Records from a data source

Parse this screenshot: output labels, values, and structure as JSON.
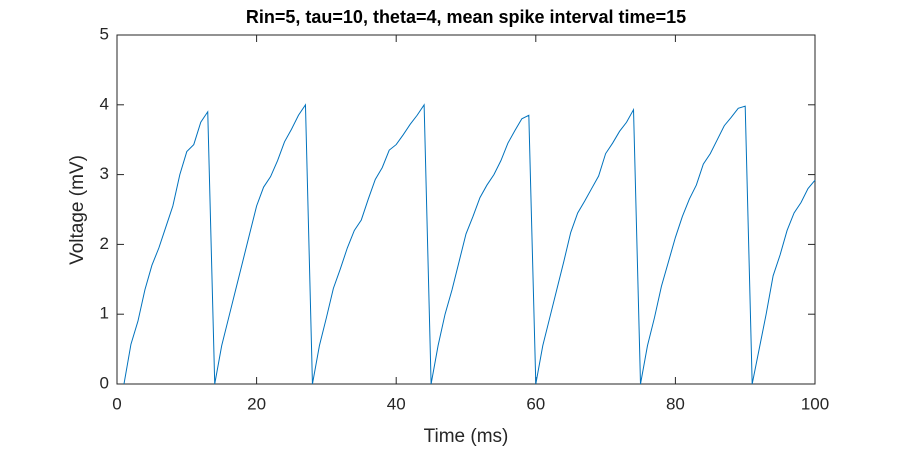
{
  "chart_data": {
    "type": "line",
    "title": "Rin=5, tau=10, theta=4, mean spike interval time=15",
    "x_label": "Time (ms)",
    "y_label": "Voltage (mV)",
    "x": [
      1,
      2,
      3,
      4,
      5,
      6,
      7,
      8,
      9,
      10,
      11,
      12,
      13,
      14,
      15,
      16,
      17,
      18,
      19,
      20,
      21,
      22,
      23,
      24,
      25,
      26,
      27,
      28,
      29,
      30,
      31,
      32,
      33,
      34,
      35,
      36,
      37,
      38,
      39,
      40,
      41,
      42,
      43,
      44,
      45,
      46,
      47,
      48,
      49,
      50,
      51,
      52,
      53,
      54,
      55,
      56,
      57,
      58,
      59,
      60,
      61,
      62,
      63,
      64,
      65,
      66,
      67,
      68,
      69,
      70,
      71,
      72,
      73,
      74,
      75,
      76,
      77,
      78,
      79,
      80,
      81,
      82,
      83,
      84,
      85,
      86,
      87,
      88,
      89,
      90,
      91,
      92,
      93,
      94,
      95,
      96,
      97,
      98,
      99,
      100
    ],
    "series": [
      {
        "color": "#0072bd",
        "values": [
          0,
          0.57,
          0.9,
          1.35,
          1.7,
          1.95,
          2.25,
          2.55,
          3.0,
          3.33,
          3.43,
          3.75,
          3.9,
          0,
          0.55,
          0.95,
          1.35,
          1.75,
          2.15,
          2.55,
          2.82,
          2.97,
          3.2,
          3.47,
          3.65,
          3.85,
          4.0,
          0,
          0.55,
          0.95,
          1.37,
          1.65,
          1.95,
          2.2,
          2.35,
          2.65,
          2.93,
          3.1,
          3.35,
          3.43,
          3.57,
          3.72,
          3.85,
          4.0,
          0,
          0.55,
          1.0,
          1.35,
          1.75,
          2.15,
          2.4,
          2.67,
          2.85,
          3.0,
          3.2,
          3.45,
          3.63,
          3.8,
          3.85,
          0,
          0.55,
          0.95,
          1.35,
          1.75,
          2.17,
          2.45,
          2.62,
          2.8,
          2.98,
          3.3,
          3.45,
          3.62,
          3.75,
          3.93,
          0,
          0.55,
          0.95,
          1.4,
          1.75,
          2.1,
          2.4,
          2.65,
          2.85,
          3.15,
          3.3,
          3.5,
          3.7,
          3.82,
          3.95,
          3.98,
          0,
          0.5,
          1.0,
          1.55,
          1.85,
          2.2,
          2.45,
          2.6,
          2.8,
          2.92
        ]
      }
    ],
    "xlim": [
      0,
      100
    ],
    "xticks": [
      0,
      20,
      40,
      60,
      80,
      100
    ],
    "ylim": [
      0,
      5
    ],
    "yticks": [
      0,
      1,
      2,
      3,
      4,
      5
    ]
  }
}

## Instructions for the task
Gather from the records above every line containing the string "values".

## Output below
Parse this screenshot: output labels, values, and structure as JSON.
        "values": [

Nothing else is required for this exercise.